Source records:

###

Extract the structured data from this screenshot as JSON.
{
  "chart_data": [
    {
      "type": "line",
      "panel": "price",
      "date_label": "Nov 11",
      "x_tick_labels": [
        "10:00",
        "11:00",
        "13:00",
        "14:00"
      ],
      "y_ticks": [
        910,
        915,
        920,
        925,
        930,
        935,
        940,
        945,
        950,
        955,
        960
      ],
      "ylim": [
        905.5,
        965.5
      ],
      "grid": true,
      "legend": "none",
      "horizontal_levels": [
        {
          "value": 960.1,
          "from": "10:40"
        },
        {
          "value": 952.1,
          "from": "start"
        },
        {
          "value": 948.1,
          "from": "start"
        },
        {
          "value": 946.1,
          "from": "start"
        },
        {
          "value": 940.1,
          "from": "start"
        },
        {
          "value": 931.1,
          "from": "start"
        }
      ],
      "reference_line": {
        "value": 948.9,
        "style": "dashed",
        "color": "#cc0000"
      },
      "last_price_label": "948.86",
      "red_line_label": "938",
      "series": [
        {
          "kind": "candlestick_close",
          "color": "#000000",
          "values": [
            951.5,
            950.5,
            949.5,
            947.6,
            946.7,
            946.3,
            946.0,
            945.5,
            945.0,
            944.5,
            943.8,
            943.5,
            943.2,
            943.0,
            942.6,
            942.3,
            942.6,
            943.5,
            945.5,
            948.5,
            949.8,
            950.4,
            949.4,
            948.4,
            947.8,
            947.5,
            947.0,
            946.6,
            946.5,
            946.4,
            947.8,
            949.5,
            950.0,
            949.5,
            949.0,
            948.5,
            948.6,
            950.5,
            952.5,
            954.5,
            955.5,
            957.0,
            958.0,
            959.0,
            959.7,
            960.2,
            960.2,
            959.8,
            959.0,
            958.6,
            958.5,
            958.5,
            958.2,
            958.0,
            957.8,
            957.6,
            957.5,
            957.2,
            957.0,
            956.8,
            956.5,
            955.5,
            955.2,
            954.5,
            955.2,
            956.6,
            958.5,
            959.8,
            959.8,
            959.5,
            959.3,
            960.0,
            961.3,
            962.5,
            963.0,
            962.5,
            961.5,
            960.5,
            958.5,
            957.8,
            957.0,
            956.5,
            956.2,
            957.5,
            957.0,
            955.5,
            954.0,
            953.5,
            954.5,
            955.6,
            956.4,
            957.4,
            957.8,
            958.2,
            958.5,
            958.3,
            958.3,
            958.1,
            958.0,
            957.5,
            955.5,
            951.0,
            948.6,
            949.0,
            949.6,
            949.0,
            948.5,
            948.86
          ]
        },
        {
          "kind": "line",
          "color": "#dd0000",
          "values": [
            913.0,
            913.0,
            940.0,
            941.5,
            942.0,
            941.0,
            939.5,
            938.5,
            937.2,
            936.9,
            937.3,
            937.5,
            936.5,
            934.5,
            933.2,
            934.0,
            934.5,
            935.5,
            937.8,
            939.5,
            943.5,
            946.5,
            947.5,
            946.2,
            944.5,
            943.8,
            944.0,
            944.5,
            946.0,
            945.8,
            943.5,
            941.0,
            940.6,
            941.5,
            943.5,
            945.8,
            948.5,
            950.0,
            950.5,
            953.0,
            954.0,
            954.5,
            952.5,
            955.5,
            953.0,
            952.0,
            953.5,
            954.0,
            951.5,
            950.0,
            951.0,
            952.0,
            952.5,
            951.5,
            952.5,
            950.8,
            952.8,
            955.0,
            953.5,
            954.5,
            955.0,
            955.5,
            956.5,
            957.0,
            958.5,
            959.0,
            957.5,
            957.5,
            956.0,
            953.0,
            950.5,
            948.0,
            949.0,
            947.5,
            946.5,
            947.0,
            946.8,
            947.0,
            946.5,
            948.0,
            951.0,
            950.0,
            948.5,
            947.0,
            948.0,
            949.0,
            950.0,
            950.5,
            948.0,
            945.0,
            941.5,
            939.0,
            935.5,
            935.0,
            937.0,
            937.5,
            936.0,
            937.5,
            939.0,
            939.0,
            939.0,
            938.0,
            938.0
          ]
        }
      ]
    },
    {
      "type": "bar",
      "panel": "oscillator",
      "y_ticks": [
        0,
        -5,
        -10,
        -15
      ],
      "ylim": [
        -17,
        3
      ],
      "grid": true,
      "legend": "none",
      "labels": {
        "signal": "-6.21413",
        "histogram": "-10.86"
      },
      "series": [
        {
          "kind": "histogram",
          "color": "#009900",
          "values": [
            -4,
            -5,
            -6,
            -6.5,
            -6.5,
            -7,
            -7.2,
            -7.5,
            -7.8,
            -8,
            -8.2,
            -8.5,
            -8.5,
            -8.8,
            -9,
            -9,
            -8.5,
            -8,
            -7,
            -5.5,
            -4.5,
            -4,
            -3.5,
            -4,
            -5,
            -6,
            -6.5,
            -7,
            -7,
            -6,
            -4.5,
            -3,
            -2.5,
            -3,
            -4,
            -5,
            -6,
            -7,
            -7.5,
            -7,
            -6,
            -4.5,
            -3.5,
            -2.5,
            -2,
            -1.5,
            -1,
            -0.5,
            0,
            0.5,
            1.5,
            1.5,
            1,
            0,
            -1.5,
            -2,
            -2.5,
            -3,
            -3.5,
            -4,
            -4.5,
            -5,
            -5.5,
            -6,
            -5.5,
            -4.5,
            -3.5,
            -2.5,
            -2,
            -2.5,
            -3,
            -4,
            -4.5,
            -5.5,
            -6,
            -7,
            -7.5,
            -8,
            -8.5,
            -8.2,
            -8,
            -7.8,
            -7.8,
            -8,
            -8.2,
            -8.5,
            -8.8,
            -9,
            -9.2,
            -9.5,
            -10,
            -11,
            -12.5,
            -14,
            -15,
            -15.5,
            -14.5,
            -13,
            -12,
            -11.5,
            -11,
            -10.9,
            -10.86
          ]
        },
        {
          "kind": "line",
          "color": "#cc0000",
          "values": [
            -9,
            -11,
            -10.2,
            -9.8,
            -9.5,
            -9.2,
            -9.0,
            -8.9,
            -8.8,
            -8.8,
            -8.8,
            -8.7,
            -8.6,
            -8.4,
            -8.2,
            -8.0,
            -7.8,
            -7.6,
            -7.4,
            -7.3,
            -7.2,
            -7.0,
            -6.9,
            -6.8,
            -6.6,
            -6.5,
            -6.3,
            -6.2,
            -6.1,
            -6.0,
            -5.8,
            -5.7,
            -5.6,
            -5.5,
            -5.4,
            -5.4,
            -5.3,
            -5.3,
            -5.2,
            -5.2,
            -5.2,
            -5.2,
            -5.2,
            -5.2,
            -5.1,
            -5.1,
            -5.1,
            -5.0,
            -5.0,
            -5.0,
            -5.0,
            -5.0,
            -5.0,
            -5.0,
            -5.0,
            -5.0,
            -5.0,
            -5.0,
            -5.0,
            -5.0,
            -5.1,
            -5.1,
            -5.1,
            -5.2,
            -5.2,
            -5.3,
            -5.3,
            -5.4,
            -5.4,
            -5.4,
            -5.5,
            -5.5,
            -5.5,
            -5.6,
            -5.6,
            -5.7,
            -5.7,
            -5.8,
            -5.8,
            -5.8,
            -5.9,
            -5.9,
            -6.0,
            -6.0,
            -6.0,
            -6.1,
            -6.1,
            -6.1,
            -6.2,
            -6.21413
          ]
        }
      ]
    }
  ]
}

###

Goal
Retype all the material above precisely, with no line left out.

Worked answer
Extract the structured data from this screenshot as JSON.
{
  "chart_data": [
    {
      "type": "line",
      "panel": "price",
      "date_label": "Nov 11",
      "x_tick_labels": [
        "10:00",
        "11:00",
        "13:00",
        "14:00"
      ],
      "y_ticks": [
        910,
        915,
        920,
        925,
        930,
        935,
        940,
        945,
        950,
        955,
        960
      ],
      "ylim": [
        905.5,
        965.5
      ],
      "grid": true,
      "legend": "none",
      "horizontal_levels": [
        {
          "value": 960.1,
          "from": "10:40"
        },
        {
          "value": 952.1,
          "from": "start"
        },
        {
          "value": 948.1,
          "from": "start"
        },
        {
          "value": 946.1,
          "from": "start"
        },
        {
          "value": 940.1,
          "from": "start"
        },
        {
          "value": 931.1,
          "from": "start"
        }
      ],
      "reference_line": {
        "value": 948.9,
        "style": "dashed",
        "color": "#cc0000"
      },
      "last_price_label": "948.86",
      "red_line_label": "938",
      "series": [
        {
          "kind": "candlestick_close",
          "color": "#000000",
          "values": [
            951.5,
            950.5,
            949.5,
            947.6,
            946.7,
            946.3,
            946.0,
            945.5,
            945.0,
            944.5,
            943.8,
            943.5,
            943.2,
            943.0,
            942.6,
            942.3,
            942.6,
            943.5,
            945.5,
            948.5,
            949.8,
            950.4,
            949.4,
            948.4,
            947.8,
            947.5,
            947.0,
            946.6,
            946.5,
            946.4,
            947.8,
            949.5,
            950.0,
            949.5,
            949.0,
            948.5,
            948.6,
            950.5,
            952.5,
            954.5,
            955.5,
            957.0,
            958.0,
            959.0,
            959.7,
            960.2,
            960.2,
            959.8,
            959.0,
            958.6,
            958.5,
            958.5,
            958.2,
            958.0,
            957.8,
            957.6,
            957.5,
            957.2,
            957.0,
            956.8,
            956.5,
            955.5,
            955.2,
            954.5,
            955.2,
            956.6,
            958.5,
            959.8,
            959.8,
            959.5,
            959.3,
            960.0,
            961.3,
            962.5,
            963.0,
            962.5,
            961.5,
            960.5,
            958.5,
            957.8,
            957.0,
            956.5,
            956.2,
            957.5,
            957.0,
            955.5,
            954.0,
            953.5,
            954.5,
            955.6,
            956.4,
            957.4,
            957.8,
            958.2,
            958.5,
            958.3,
            958.3,
            958.1,
            958.0,
            957.5,
            955.5,
            951.0,
            948.6,
            949.0,
            949.6,
            949.0,
            948.5,
            948.86
          ]
        },
        {
          "kind": "line",
          "color": "#dd0000",
          "values": [
            913.0,
            913.0,
            940.0,
            941.5,
            942.0,
            941.0,
            939.5,
            938.5,
            937.2,
            936.9,
            937.3,
            937.5,
            936.5,
            934.5,
            933.2,
            934.0,
            934.5,
            935.5,
            937.8,
            939.5,
            943.5,
            946.5,
            947.5,
            946.2,
            944.5,
            943.8,
            944.0,
            944.5,
            946.0,
            945.8,
            943.5,
            941.0,
            940.6,
            941.5,
            943.5,
            945.8,
            948.5,
            950.0,
            950.5,
            953.0,
            954.0,
            954.5,
            952.5,
            955.5,
            953.0,
            952.0,
            953.5,
            954.0,
            951.5,
            950.0,
            951.0,
            952.0,
            952.5,
            951.5,
            952.5,
            950.8,
            952.8,
            955.0,
            953.5,
            954.5,
            955.0,
            955.5,
            956.5,
            957.0,
            958.5,
            959.0,
            957.5,
            957.5,
            956.0,
            953.0,
            950.5,
            948.0,
            949.0,
            947.5,
            946.5,
            947.0,
            946.8,
            947.0,
            946.5,
            948.0,
            951.0,
            950.0,
            948.5,
            947.0,
            948.0,
            949.0,
            950.0,
            950.5,
            948.0,
            945.0,
            941.5,
            939.0,
            935.5,
            935.0,
            937.0,
            937.5,
            936.0,
            937.5,
            939.0,
            939.0,
            939.0,
            938.0,
            938.0
          ]
        }
      ]
    },
    {
      "type": "bar",
      "panel": "oscillator",
      "y_ticks": [
        0,
        -5,
        -10,
        -15
      ],
      "ylim": [
        -17,
        3
      ],
      "grid": true,
      "legend": "none",
      "labels": {
        "signal": "-6.21413",
        "histogram": "-10.86"
      },
      "series": [
        {
          "kind": "histogram",
          "color": "#009900",
          "values": [
            -4,
            -5,
            -6,
            -6.5,
            -6.5,
            -7,
            -7.2,
            -7.5,
            -7.8,
            -8,
            -8.2,
            -8.5,
            -8.5,
            -8.8,
            -9,
            -9,
            -8.5,
            -8,
            -7,
            -5.5,
            -4.5,
            -4,
            -3.5,
            -4,
            -5,
            -6,
            -6.5,
            -7,
            -7,
            -6,
            -4.5,
            -3,
            -2.5,
            -3,
            -4,
            -5,
            -6,
            -7,
            -7.5,
            -7,
            -6,
            -4.5,
            -3.5,
            -2.5,
            -2,
            -1.5,
            -1,
            -0.5,
            0,
            0.5,
            1.5,
            1.5,
            1,
            0,
            -1.5,
            -2,
            -2.5,
            -3,
            -3.5,
            -4,
            -4.5,
            -5,
            -5.5,
            -6,
            -5.5,
            -4.5,
            -3.5,
            -2.5,
            -2,
            -2.5,
            -3,
            -4,
            -4.5,
            -5.5,
            -6,
            -7,
            -7.5,
            -8,
            -8.5,
            -8.2,
            -8,
            -7.8,
            -7.8,
            -8,
            -8.2,
            -8.5,
            -8.8,
            -9,
            -9.2,
            -9.5,
            -10,
            -11,
            -12.5,
            -14,
            -15,
            -15.5,
            -14.5,
            -13,
            -12,
            -11.5,
            -11,
            -10.9,
            -10.86
          ]
        },
        {
          "kind": "line",
          "color": "#cc0000",
          "values": [
            -9,
            -11,
            -10.2,
            -9.8,
            -9.5,
            -9.2,
            -9.0,
            -8.9,
            -8.8,
            -8.8,
            -8.8,
            -8.7,
            -8.6,
            -8.4,
            -8.2,
            -8.0,
            -7.8,
            -7.6,
            -7.4,
            -7.3,
            -7.2,
            -7.0,
            -6.9,
            -6.8,
            -6.6,
            -6.5,
            -6.3,
            -6.2,
            -6.1,
            -6.0,
            -5.8,
            -5.7,
            -5.6,
            -5.5,
            -5.4,
            -5.4,
            -5.3,
            -5.3,
            -5.2,
            -5.2,
            -5.2,
            -5.2,
            -5.2,
            -5.2,
            -5.1,
            -5.1,
            -5.1,
            -5.0,
            -5.0,
            -5.0,
            -5.0,
            -5.0,
            -5.0,
            -5.0,
            -5.0,
            -5.0,
            -5.0,
            -5.0,
            -5.0,
            -5.0,
            -5.1,
            -5.1,
            -5.1,
            -5.2,
            -5.2,
            -5.3,
            -5.3,
            -5.4,
            -5.4,
            -5.4,
            -5.5,
            -5.5,
            -5.5,
            -5.6,
            -5.6,
            -5.7,
            -5.7,
            -5.8,
            -5.8,
            -5.8,
            -5.9,
            -5.9,
            -6.0,
            -6.0,
            -6.0,
            -6.1,
            -6.1,
            -6.1,
            -6.2,
            -6.21413
          ]
        }
      ]
    }
  ]
}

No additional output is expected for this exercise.